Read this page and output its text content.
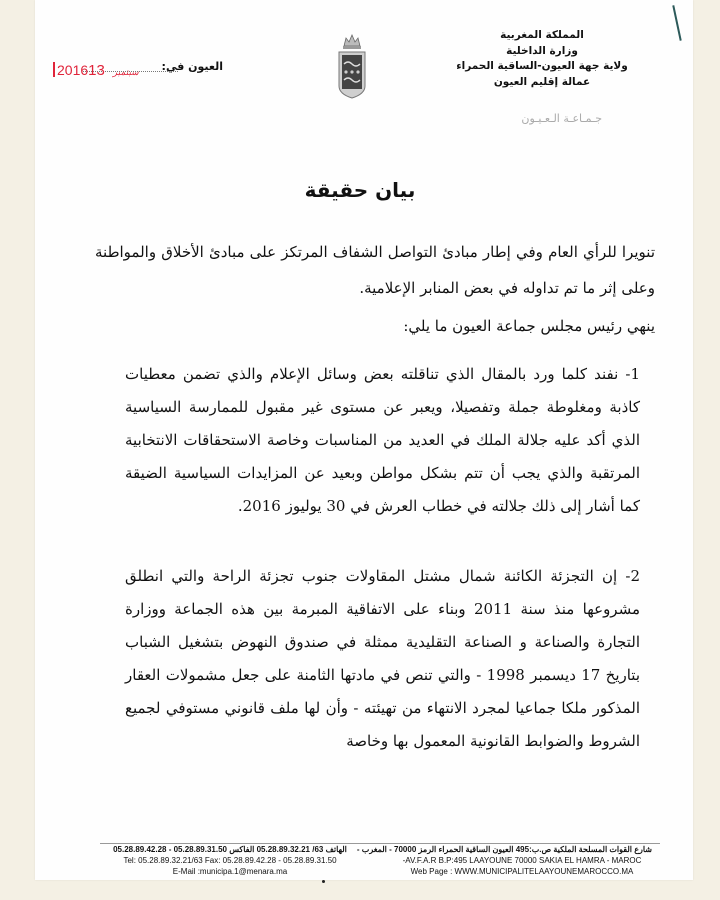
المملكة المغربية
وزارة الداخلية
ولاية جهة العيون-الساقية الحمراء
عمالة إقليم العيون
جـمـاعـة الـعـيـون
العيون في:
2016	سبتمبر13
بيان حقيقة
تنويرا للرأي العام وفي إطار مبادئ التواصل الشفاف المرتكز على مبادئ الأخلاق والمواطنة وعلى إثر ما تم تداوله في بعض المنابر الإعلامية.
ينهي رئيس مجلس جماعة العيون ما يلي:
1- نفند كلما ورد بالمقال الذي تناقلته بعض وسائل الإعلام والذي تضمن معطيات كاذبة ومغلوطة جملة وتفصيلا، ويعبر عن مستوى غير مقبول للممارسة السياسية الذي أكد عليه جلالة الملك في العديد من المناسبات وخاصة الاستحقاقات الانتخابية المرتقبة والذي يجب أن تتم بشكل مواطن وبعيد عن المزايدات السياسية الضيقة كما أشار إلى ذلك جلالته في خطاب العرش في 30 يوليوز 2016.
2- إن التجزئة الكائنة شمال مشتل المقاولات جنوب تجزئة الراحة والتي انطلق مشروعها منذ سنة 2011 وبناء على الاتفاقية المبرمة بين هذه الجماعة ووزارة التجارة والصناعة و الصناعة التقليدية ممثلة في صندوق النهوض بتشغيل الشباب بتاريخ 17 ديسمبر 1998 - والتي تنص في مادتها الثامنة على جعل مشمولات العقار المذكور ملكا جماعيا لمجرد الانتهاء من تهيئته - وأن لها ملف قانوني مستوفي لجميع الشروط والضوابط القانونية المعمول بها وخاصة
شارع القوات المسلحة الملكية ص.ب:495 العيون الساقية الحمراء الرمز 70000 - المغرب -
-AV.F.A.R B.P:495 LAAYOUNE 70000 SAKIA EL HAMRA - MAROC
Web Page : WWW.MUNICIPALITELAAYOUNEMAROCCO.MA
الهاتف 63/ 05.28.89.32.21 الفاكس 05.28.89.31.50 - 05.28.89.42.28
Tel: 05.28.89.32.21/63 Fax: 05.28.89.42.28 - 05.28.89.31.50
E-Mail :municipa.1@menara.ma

-=-=-=-=-

| Prompt |
Reproduce the material in full, word for word, and omit the pictures.

| Answer to the exercise |
Read this page and output its text content.
المملكة المغربية
وزارة الداخلية
ولاية جهة العيون-الساقية الحمراء
عمالة إقليم العيون
جـمـاعـة الـعـيـون
العيون في:
2016	سبتمبر13
بيان حقيقة
تنويرا للرأي العام وفي إطار مبادئ التواصل الشفاف المرتكز على مبادئ الأخلاق والمواطنة وعلى إثر ما تم تداوله في بعض المنابر الإعلامية.
ينهي رئيس مجلس جماعة العيون ما يلي:
1- نفند كلما ورد بالمقال الذي تناقلته بعض وسائل الإعلام والذي تضمن معطيات كاذبة ومغلوطة جملة وتفصيلا، ويعبر عن مستوى غير مقبول للممارسة السياسية الذي أكد عليه جلالة الملك في العديد من المناسبات وخاصة الاستحقاقات الانتخابية المرتقبة والذي يجب أن تتم بشكل مواطن وبعيد عن المزايدات السياسية الضيقة كما أشار إلى ذلك جلالته في خطاب العرش في 30 يوليوز 2016.
2- إن التجزئة الكائنة شمال مشتل المقاولات جنوب تجزئة الراحة والتي انطلق مشروعها منذ سنة 2011 وبناء على الاتفاقية المبرمة بين هذه الجماعة ووزارة التجارة والصناعة و الصناعة التقليدية ممثلة في صندوق النهوض بتشغيل الشباب بتاريخ 17 ديسمبر 1998 - والتي تنص في مادتها الثامنة على جعل مشمولات العقار المذكور ملكا جماعيا لمجرد الانتهاء من تهيئته - وأن لها ملف قانوني مستوفي لجميع الشروط والضوابط القانونية المعمول بها وخاصة
شارع القوات المسلحة الملكية ص.ب:495 العيون الساقية الحمراء الرمز 70000 - المغرب -
-AV.F.A.R B.P:495 LAAYOUNE 70000 SAKIA EL HAMRA - MAROC
Web Page : WWW.MUNICIPALITELAAYOUNEMAROCCO.MA
الهاتف 63/ 05.28.89.32.21 الفاكس 05.28.89.31.50 - 05.28.89.42.28
Tel: 05.28.89.32.21/63 Fax: 05.28.89.42.28 - 05.28.89.31.50
E-Mail :municipa.1@menara.ma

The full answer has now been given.